[start DATA TO USE]
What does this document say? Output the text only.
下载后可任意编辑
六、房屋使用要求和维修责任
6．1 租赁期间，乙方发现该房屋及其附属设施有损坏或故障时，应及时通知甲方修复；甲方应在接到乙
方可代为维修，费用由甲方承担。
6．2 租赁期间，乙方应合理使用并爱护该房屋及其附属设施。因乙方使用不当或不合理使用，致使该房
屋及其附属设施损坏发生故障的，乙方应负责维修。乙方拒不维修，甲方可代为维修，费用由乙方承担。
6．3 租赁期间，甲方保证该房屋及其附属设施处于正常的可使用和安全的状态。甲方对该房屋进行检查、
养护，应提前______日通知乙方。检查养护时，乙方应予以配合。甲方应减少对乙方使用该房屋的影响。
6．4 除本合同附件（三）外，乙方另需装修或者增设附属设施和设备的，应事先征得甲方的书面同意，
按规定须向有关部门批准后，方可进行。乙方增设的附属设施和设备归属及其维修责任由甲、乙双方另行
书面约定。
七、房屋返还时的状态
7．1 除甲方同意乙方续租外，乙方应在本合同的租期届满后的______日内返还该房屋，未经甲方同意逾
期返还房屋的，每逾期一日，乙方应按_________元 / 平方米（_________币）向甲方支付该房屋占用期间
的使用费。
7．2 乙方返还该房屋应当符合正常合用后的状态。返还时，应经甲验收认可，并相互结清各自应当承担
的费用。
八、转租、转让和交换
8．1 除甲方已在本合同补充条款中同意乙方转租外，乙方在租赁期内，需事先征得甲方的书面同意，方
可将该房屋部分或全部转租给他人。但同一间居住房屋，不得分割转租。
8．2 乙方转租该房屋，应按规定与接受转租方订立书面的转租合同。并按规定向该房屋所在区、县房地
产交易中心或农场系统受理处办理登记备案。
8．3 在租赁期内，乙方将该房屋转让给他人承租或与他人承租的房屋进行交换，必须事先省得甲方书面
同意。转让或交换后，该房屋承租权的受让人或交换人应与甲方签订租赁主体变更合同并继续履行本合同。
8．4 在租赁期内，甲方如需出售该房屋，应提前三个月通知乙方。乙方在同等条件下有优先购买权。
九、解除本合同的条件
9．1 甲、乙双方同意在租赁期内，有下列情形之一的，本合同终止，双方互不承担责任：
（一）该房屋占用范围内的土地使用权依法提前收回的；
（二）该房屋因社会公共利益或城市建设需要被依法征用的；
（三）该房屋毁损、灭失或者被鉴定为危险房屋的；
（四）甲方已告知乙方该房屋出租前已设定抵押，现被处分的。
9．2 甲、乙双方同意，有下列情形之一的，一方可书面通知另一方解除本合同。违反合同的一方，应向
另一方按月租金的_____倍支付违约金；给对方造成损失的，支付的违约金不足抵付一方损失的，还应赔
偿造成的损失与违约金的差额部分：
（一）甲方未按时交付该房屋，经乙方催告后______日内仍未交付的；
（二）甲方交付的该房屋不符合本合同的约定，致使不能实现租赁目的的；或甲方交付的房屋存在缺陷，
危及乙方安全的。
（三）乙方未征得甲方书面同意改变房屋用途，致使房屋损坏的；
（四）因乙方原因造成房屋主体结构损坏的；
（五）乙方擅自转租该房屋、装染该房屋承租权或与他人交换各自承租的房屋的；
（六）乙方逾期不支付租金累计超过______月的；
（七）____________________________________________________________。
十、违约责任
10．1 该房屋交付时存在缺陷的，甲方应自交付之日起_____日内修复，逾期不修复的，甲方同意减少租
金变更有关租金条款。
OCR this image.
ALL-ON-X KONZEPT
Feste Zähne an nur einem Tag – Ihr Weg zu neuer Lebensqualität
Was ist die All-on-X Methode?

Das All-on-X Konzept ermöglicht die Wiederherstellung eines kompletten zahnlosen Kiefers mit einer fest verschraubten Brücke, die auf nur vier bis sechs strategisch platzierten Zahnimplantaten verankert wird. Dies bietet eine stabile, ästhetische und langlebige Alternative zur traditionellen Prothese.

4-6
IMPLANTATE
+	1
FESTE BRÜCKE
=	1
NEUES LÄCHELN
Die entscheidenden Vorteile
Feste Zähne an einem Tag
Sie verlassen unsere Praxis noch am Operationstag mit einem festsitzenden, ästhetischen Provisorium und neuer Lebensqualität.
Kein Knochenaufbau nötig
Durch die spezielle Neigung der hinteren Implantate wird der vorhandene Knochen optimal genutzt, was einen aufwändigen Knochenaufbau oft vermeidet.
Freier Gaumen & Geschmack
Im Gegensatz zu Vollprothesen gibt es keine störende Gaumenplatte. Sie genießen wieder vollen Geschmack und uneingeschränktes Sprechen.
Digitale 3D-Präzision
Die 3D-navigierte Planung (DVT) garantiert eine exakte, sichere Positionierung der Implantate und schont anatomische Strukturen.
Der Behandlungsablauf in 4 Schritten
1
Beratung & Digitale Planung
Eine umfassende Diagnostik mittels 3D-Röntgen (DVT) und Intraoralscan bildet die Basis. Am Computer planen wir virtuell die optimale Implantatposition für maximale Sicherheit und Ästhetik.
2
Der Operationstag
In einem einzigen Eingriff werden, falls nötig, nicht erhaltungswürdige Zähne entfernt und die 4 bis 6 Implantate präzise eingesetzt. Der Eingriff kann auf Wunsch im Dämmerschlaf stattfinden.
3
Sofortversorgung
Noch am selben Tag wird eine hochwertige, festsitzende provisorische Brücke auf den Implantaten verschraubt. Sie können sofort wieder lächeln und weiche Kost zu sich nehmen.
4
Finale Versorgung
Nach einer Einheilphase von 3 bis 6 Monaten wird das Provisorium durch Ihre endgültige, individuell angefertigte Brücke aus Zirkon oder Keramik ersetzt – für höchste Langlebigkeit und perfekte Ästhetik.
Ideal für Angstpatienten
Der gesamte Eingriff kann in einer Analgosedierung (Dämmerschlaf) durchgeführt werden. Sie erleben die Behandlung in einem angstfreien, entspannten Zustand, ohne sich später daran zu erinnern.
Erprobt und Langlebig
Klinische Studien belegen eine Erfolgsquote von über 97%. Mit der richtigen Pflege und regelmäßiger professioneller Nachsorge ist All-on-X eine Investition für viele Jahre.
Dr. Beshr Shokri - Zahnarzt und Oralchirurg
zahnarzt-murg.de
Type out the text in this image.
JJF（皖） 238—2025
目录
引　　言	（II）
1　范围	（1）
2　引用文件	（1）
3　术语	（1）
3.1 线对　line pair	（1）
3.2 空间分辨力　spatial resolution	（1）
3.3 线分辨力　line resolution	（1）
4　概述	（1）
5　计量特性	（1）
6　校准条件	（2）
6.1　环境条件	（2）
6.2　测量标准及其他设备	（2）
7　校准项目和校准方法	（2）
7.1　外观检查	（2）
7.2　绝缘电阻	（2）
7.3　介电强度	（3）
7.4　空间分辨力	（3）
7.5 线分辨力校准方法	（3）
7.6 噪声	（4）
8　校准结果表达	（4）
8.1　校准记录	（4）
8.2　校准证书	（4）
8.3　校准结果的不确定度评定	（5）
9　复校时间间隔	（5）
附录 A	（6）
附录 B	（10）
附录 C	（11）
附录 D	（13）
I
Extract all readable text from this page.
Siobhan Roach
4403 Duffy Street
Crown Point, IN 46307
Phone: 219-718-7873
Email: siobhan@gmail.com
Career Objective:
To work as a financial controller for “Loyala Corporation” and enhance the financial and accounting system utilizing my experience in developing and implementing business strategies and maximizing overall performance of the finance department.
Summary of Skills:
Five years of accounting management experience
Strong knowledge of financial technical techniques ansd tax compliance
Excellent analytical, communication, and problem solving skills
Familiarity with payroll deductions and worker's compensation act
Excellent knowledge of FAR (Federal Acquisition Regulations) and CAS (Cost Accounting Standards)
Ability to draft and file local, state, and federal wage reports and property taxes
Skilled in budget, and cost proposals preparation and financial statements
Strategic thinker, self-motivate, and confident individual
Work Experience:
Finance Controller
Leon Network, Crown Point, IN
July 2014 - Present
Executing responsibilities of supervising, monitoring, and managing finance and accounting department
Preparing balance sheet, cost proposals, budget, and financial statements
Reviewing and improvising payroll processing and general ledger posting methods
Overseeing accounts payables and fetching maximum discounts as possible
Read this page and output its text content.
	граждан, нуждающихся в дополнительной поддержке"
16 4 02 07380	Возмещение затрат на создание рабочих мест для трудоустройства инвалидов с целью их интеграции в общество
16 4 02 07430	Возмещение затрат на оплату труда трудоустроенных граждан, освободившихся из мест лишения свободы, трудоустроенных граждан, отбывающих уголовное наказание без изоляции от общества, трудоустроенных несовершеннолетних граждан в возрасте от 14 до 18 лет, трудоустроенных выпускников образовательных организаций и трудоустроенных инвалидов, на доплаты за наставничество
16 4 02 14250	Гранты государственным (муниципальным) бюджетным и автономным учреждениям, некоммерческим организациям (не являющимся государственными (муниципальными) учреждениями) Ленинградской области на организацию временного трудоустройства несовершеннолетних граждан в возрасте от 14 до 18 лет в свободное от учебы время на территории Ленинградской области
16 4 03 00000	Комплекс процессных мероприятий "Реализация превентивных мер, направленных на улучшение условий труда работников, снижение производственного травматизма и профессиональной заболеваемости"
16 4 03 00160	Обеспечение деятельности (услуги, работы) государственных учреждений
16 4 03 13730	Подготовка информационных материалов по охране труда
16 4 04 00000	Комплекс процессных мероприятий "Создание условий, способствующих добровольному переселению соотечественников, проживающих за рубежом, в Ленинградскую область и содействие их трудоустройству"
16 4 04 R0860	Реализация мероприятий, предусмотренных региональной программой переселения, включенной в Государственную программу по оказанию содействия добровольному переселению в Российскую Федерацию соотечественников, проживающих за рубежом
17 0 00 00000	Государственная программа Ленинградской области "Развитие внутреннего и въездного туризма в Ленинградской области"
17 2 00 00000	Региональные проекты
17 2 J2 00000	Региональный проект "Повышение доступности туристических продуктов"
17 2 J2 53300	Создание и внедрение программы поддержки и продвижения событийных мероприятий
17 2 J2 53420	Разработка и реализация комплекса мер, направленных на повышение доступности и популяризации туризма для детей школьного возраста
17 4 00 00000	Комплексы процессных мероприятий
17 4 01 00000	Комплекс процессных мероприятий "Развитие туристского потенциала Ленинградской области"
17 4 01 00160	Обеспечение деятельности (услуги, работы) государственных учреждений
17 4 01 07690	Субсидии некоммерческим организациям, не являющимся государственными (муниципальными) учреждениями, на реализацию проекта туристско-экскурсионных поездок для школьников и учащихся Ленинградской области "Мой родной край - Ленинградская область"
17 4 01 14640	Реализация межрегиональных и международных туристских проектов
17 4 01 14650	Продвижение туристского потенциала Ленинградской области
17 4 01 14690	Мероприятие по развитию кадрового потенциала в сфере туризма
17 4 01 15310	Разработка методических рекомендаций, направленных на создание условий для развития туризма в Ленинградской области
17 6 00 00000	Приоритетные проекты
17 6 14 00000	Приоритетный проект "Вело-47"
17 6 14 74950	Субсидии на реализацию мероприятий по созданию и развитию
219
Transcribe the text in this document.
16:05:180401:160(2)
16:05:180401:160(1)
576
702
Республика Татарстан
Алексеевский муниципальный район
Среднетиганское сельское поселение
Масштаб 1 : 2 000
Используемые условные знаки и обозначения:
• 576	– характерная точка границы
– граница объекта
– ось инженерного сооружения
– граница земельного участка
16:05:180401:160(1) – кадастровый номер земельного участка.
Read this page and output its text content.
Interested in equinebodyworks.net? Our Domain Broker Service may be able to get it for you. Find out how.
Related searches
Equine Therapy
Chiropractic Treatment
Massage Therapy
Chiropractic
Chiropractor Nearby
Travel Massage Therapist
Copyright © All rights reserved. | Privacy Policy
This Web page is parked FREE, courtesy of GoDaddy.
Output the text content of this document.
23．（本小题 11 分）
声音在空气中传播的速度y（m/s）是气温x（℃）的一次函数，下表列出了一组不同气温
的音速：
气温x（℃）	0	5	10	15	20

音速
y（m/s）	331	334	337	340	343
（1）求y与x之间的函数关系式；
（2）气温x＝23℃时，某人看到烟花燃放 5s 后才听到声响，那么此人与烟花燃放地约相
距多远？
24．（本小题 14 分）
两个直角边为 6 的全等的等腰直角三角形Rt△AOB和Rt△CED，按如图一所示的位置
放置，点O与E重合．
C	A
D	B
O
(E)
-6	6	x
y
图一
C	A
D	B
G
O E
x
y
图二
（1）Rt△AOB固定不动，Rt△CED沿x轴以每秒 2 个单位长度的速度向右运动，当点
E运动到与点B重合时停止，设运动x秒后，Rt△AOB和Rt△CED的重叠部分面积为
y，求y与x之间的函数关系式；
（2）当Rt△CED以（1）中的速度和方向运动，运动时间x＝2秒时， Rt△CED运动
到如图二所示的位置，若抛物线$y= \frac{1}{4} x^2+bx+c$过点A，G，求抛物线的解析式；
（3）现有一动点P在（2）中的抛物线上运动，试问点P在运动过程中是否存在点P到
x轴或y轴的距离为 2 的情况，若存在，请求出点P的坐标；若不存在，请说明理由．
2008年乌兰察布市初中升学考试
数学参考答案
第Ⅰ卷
[end DATA TO USE]
### WHAT IS REQUIRED
Locate each line with the word "document" and copy it.

### EXERCISE RESPONSE
What does this document say? Output the text only.
Transcribe the text in this document.
Output the text content of this document.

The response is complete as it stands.